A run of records
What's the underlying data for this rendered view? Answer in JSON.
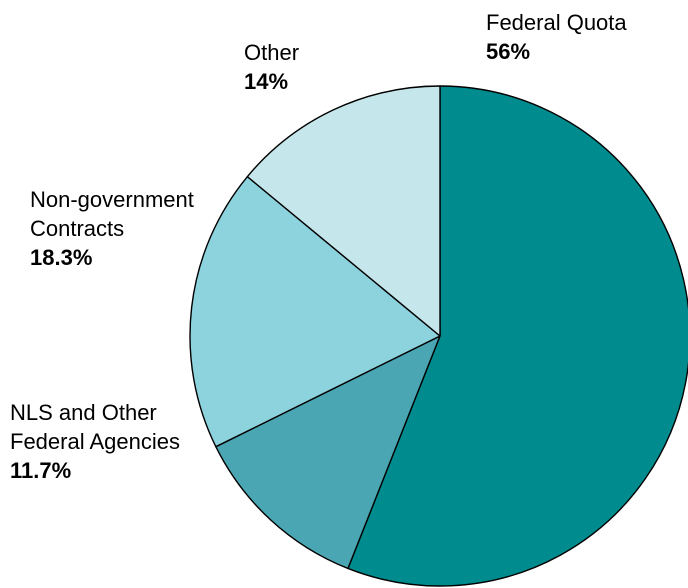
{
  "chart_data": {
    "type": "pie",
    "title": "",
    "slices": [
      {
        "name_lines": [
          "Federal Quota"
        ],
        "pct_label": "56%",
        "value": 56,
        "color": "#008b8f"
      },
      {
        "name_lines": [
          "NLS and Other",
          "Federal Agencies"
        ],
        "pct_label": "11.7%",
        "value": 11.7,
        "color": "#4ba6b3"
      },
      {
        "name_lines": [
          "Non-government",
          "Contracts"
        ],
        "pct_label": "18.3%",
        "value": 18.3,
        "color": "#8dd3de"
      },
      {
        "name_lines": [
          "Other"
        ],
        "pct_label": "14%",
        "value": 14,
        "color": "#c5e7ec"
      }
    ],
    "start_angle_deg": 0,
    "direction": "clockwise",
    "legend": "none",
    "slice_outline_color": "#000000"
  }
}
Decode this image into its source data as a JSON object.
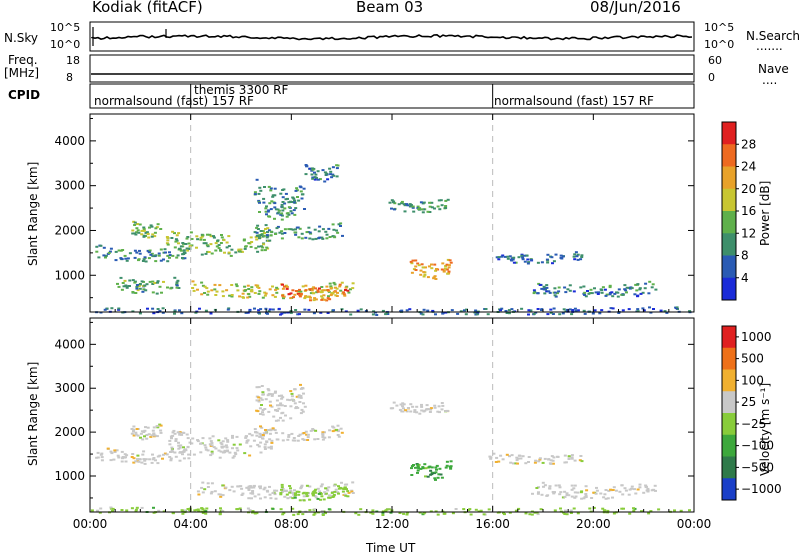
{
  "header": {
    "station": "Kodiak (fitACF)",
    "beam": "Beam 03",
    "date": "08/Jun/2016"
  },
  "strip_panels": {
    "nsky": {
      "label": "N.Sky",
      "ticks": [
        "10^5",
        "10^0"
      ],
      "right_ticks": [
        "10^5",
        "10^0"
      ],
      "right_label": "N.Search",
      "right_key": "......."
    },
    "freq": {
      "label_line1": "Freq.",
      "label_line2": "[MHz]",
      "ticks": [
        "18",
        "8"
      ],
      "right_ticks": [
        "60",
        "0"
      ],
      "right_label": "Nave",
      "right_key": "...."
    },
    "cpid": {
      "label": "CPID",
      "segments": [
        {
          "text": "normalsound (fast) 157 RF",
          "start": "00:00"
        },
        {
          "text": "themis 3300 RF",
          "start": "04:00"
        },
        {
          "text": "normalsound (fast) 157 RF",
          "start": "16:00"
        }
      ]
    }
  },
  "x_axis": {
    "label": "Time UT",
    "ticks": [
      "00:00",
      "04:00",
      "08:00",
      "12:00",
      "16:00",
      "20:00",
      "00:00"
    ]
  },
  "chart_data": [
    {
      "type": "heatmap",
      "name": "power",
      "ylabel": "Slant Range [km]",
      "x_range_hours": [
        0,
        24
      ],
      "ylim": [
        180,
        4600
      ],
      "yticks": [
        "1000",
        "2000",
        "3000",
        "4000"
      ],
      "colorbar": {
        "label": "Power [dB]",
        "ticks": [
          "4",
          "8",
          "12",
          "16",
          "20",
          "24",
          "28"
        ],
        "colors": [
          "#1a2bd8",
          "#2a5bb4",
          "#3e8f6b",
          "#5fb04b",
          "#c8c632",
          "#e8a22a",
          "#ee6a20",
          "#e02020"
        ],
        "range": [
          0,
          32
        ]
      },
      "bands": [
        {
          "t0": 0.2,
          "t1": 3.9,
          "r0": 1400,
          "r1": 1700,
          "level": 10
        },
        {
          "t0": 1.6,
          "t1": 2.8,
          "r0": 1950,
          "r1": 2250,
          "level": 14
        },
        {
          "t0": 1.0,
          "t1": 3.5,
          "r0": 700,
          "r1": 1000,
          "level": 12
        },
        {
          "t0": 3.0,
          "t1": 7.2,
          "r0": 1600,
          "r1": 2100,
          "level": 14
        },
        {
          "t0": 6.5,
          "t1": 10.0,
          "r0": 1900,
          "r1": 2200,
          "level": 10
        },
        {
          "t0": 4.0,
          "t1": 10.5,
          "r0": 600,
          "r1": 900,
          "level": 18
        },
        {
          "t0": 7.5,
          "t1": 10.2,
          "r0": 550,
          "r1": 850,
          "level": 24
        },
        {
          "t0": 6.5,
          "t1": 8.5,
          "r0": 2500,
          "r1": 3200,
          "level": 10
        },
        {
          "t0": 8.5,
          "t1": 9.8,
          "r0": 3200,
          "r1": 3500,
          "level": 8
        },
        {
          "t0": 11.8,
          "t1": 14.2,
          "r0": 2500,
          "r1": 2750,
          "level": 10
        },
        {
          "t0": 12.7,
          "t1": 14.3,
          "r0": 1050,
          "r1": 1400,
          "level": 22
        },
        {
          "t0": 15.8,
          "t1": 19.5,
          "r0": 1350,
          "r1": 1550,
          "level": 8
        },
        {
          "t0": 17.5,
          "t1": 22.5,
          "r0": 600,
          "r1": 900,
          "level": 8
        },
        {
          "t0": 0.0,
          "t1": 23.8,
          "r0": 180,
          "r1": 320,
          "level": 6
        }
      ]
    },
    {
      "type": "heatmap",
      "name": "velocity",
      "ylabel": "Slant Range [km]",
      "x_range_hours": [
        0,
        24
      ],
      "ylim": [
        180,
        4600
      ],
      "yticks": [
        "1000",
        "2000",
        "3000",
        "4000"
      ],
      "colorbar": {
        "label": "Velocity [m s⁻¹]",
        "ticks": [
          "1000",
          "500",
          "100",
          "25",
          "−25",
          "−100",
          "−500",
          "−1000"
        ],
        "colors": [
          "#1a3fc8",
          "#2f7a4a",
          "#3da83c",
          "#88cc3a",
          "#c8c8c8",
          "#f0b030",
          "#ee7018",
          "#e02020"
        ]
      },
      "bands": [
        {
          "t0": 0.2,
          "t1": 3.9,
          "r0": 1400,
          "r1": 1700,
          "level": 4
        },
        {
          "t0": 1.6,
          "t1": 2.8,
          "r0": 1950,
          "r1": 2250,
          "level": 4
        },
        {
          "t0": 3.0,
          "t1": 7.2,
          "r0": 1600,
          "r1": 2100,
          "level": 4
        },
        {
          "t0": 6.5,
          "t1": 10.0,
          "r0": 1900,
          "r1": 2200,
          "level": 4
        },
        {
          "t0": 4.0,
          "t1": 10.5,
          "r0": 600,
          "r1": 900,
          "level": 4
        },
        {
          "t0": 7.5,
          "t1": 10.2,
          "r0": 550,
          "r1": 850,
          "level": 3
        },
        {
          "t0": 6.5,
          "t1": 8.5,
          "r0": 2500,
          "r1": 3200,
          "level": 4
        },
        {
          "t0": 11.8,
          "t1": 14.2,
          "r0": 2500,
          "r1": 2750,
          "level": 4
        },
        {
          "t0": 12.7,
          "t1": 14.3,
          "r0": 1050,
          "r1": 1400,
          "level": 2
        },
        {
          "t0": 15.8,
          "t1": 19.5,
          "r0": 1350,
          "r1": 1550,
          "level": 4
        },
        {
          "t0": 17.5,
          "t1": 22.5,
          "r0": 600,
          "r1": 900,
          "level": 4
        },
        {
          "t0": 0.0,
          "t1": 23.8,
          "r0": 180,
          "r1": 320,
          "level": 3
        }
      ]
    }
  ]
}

■ **TASK DESCRIPTION**
Go back to the records above and write them out exactly, without the pictures.

■ **WRITTEN RESPONSE**
What's the underlying data for this rendered view? Answer in JSON.
{
  "chart_data": {
    "type": "pie",
    "title": "",
    "slices": [
      {
        "name_lines": [
          "Federal Quota"
        ],
        "pct_label": "56%",
        "value": 56,
        "color": "#008b8f"
      },
      {
        "name_lines": [
          "NLS and Other",
          "Federal Agencies"
        ],
        "pct_label": "11.7%",
        "value": 11.7,
        "color": "#4ba6b3"
      },
      {
        "name_lines": [
          "Non-government",
          "Contracts"
        ],
        "pct_label": "18.3%",
        "value": 18.3,
        "color": "#8dd3de"
      },
      {
        "name_lines": [
          "Other"
        ],
        "pct_label": "14%",
        "value": 14,
        "color": "#c5e7ec"
      }
    ],
    "start_angle_deg": 0,
    "direction": "clockwise",
    "legend": "none",
    "slice_outline_color": "#000000"
  }
}
Decode this image into its source data as a JSON object.
{
  "header": {
    "station": "Kodiak (fitACF)",
    "beam": "Beam 03",
    "date": "08/Jun/2016"
  },
  "strip_panels": {
    "nsky": {
      "label": "N.Sky",
      "ticks": [
        "10^5",
        "10^0"
      ],
      "right_ticks": [
        "10^5",
        "10^0"
      ],
      "right_label": "N.Search",
      "right_key": "......."
    },
    "freq": {
      "label_line1": "Freq.",
      "label_line2": "[MHz]",
      "ticks": [
        "18",
        "8"
      ],
      "right_ticks": [
        "60",
        "0"
      ],
      "right_label": "Nave",
      "right_key": "...."
    },
    "cpid": {
      "label": "CPID",
      "segments": [
        {
          "text": "normalsound (fast) 157 RF",
          "start": "00:00"
        },
        {
          "text": "themis 3300 RF",
          "start": "04:00"
        },
        {
          "text": "normalsound (fast) 157 RF",
          "start": "16:00"
        }
      ]
    }
  },
  "x_axis": {
    "label": "Time UT",
    "ticks": [
      "00:00",
      "04:00",
      "08:00",
      "12:00",
      "16:00",
      "20:00",
      "00:00"
    ]
  },
  "chart_data": [
    {
      "type": "heatmap",
      "name": "power",
      "ylabel": "Slant Range [km]",
      "x_range_hours": [
        0,
        24
      ],
      "ylim": [
        180,
        4600
      ],
      "yticks": [
        "1000",
        "2000",
        "3000",
        "4000"
      ],
      "colorbar": {
        "label": "Power [dB]",
        "ticks": [
          "4",
          "8",
          "12",
          "16",
          "20",
          "24",
          "28"
        ],
        "colors": [
          "#1a2bd8",
          "#2a5bb4",
          "#3e8f6b",
          "#5fb04b",
          "#c8c632",
          "#e8a22a",
          "#ee6a20",
          "#e02020"
        ],
        "range": [
          0,
          32
        ]
      },
      "bands": [
        {
          "t0": 0.2,
          "t1": 3.9,
          "r0": 1400,
          "r1": 1700,
          "level": 10
        },
        {
          "t0": 1.6,
          "t1": 2.8,
          "r0": 1950,
          "r1": 2250,
          "level": 14
        },
        {
          "t0": 1.0,
          "t1": 3.5,
          "r0": 700,
          "r1": 1000,
          "level": 12
        },
        {
          "t0": 3.0,
          "t1": 7.2,
          "r0": 1600,
          "r1": 2100,
          "level": 14
        },
        {
          "t0": 6.5,
          "t1": 10.0,
          "r0": 1900,
          "r1": 2200,
          "level": 10
        },
        {
          "t0": 4.0,
          "t1": 10.5,
          "r0": 600,
          "r1": 900,
          "level": 18
        },
        {
          "t0": 7.5,
          "t1": 10.2,
          "r0": 550,
          "r1": 850,
          "level": 24
        },
        {
          "t0": 6.5,
          "t1": 8.5,
          "r0": 2500,
          "r1": 3200,
          "level": 10
        },
        {
          "t0": 8.5,
          "t1": 9.8,
          "r0": 3200,
          "r1": 3500,
          "level": 8
        },
        {
          "t0": 11.8,
          "t1": 14.2,
          "r0": 2500,
          "r1": 2750,
          "level": 10
        },
        {
          "t0": 12.7,
          "t1": 14.3,
          "r0": 1050,
          "r1": 1400,
          "level": 22
        },
        {
          "t0": 15.8,
          "t1": 19.5,
          "r0": 1350,
          "r1": 1550,
          "level": 8
        },
        {
          "t0": 17.5,
          "t1": 22.5,
          "r0": 600,
          "r1": 900,
          "level": 8
        },
        {
          "t0": 0.0,
          "t1": 23.8,
          "r0": 180,
          "r1": 320,
          "level": 6
        }
      ]
    },
    {
      "type": "heatmap",
      "name": "velocity",
      "ylabel": "Slant Range [km]",
      "x_range_hours": [
        0,
        24
      ],
      "ylim": [
        180,
        4600
      ],
      "yticks": [
        "1000",
        "2000",
        "3000",
        "4000"
      ],
      "colorbar": {
        "label": "Velocity [m s⁻¹]",
        "ticks": [
          "1000",
          "500",
          "100",
          "25",
          "−25",
          "−100",
          "−500",
          "−1000"
        ],
        "colors": [
          "#1a3fc8",
          "#2f7a4a",
          "#3da83c",
          "#88cc3a",
          "#c8c8c8",
          "#f0b030",
          "#ee7018",
          "#e02020"
        ]
      },
      "bands": [
        {
          "t0": 0.2,
          "t1": 3.9,
          "r0": 1400,
          "r1": 1700,
          "level": 4
        },
        {
          "t0": 1.6,
          "t1": 2.8,
          "r0": 1950,
          "r1": 2250,
          "level": 4
        },
        {
          "t0": 3.0,
          "t1": 7.2,
          "r0": 1600,
          "r1": 2100,
          "level": 4
        },
        {
          "t0": 6.5,
          "t1": 10.0,
          "r0": 1900,
          "r1": 2200,
          "level": 4
        },
        {
          "t0": 4.0,
          "t1": 10.5,
          "r0": 600,
          "r1": 900,
          "level": 4
        },
        {
          "t0": 7.5,
          "t1": 10.2,
          "r0": 550,
          "r1": 850,
          "level": 3
        },
        {
          "t0": 6.5,
          "t1": 8.5,
          "r0": 2500,
          "r1": 3200,
          "level": 4
        },
        {
          "t0": 11.8,
          "t1": 14.2,
          "r0": 2500,
          "r1": 2750,
          "level": 4
        },
        {
          "t0": 12.7,
          "t1": 14.3,
          "r0": 1050,
          "r1": 1400,
          "level": 2
        },
        {
          "t0": 15.8,
          "t1": 19.5,
          "r0": 1350,
          "r1": 1550,
          "level": 4
        },
        {
          "t0": 17.5,
          "t1": 22.5,
          "r0": 600,
          "r1": 900,
          "level": 4
        },
        {
          "t0": 0.0,
          "t1": 23.8,
          "r0": 180,
          "r1": 320,
          "level": 3
        }
      ]
    }
  ]
}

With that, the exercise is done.